Exercise description:
In the listing below, find every line containing "macro" and copy it out.

Material to process:
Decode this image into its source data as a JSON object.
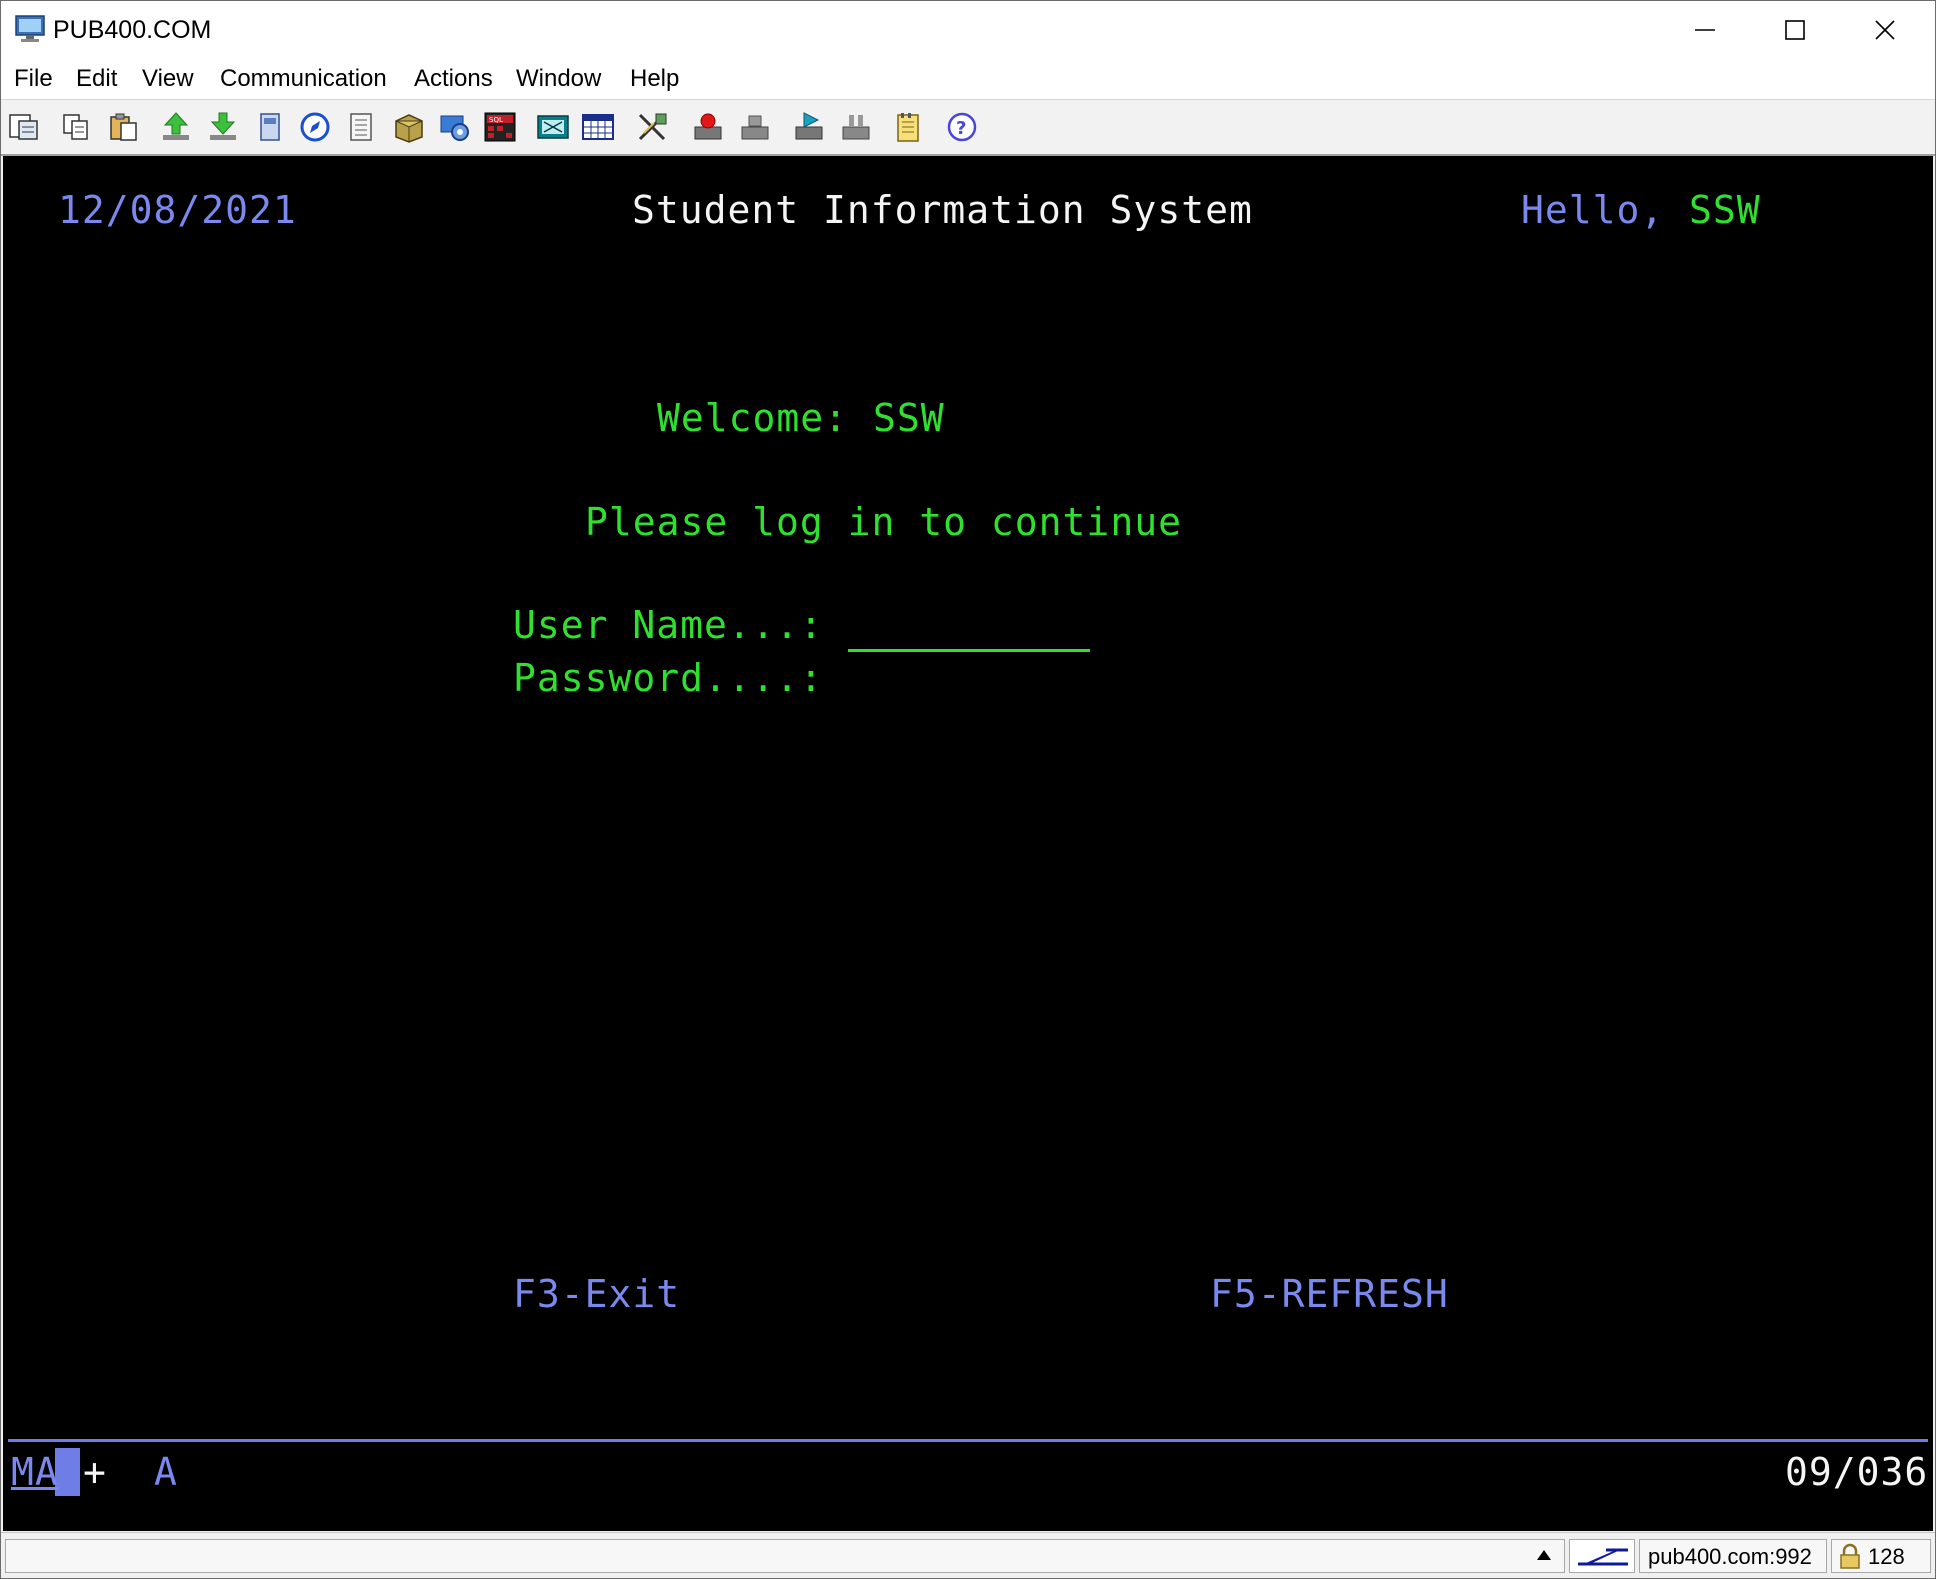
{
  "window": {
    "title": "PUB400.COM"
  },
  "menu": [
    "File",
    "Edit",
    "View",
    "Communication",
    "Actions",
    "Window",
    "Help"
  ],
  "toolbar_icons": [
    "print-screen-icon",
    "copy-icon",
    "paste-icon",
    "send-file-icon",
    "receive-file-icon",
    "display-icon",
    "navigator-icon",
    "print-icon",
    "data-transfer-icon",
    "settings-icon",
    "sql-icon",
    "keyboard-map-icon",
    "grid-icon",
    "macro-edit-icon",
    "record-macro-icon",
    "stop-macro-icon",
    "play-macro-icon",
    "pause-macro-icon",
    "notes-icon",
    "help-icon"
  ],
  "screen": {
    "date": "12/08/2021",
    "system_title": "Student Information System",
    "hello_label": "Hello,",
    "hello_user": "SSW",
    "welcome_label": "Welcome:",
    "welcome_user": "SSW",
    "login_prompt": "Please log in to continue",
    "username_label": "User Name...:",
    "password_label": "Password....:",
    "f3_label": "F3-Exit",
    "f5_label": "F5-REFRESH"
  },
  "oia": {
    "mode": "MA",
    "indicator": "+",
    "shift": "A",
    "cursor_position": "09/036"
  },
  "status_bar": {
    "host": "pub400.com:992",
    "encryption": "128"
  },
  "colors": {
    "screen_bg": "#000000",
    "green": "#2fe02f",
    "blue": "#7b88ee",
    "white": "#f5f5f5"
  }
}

Reply to the exercise:
    "macro-edit-icon",
    "record-macro-icon",
    "stop-macro-icon",
    "play-macro-icon",
    "pause-macro-icon",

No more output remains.